[Stored records]:

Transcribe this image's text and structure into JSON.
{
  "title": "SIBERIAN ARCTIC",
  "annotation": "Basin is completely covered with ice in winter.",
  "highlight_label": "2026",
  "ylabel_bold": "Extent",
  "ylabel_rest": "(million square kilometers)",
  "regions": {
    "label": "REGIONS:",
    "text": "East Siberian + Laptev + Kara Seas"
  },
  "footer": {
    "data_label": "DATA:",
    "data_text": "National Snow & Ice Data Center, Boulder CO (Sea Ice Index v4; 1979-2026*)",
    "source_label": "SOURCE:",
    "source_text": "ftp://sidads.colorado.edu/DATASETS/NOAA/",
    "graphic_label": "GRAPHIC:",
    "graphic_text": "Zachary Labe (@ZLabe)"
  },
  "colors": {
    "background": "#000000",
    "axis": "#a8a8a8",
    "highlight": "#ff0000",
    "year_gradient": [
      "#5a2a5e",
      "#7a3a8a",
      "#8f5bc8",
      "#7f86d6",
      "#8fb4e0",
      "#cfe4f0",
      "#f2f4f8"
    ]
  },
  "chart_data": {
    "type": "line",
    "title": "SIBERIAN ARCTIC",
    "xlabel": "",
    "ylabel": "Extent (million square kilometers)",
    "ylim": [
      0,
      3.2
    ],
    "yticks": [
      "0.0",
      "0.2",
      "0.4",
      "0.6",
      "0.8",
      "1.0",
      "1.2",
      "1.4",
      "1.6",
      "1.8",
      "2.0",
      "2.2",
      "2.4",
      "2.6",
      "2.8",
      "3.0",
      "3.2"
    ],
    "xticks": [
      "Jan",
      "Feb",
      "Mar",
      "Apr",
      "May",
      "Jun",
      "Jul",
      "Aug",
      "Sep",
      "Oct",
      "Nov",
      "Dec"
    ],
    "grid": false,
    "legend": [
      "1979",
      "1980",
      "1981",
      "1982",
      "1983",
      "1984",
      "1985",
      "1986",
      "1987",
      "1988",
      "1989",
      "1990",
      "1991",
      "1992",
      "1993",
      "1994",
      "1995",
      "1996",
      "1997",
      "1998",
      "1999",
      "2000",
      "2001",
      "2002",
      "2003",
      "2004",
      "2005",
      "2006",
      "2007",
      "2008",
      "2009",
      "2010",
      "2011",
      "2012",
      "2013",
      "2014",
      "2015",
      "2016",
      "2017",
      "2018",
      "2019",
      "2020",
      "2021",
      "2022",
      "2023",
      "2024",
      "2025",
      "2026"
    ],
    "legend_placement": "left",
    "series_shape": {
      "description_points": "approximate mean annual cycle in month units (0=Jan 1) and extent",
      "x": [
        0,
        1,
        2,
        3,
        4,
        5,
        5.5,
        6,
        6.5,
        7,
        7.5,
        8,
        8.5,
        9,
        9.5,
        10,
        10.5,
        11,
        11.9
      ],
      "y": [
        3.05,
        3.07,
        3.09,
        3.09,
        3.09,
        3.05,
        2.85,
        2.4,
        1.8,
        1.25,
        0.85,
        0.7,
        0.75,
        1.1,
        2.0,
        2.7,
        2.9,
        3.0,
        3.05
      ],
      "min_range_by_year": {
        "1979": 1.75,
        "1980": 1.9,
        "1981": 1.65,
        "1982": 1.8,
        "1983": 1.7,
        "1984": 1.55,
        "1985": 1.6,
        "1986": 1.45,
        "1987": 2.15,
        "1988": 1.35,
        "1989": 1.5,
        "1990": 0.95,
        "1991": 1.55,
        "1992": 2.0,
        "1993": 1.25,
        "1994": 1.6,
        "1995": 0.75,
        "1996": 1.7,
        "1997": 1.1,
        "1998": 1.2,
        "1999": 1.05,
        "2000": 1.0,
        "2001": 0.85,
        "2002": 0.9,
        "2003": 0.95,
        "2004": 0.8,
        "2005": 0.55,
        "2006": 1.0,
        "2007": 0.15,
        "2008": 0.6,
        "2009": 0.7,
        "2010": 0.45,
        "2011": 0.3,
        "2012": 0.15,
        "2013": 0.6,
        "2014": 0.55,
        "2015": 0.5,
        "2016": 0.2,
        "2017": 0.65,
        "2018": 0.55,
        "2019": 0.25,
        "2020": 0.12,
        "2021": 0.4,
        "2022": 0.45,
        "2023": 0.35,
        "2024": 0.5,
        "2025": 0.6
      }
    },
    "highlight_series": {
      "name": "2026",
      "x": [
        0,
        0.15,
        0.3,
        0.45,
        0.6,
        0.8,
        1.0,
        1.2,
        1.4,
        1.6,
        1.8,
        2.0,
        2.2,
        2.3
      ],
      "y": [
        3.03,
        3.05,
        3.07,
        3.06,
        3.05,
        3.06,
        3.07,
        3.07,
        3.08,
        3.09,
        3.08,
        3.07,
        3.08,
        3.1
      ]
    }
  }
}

[Instructions to follow]:
Show all lines from the records above where the word "kilometers" occurs.

[Task output]:
  "ylabel_rest": "(million square kilometers)",
    "ylabel": "Extent (million square kilometers)",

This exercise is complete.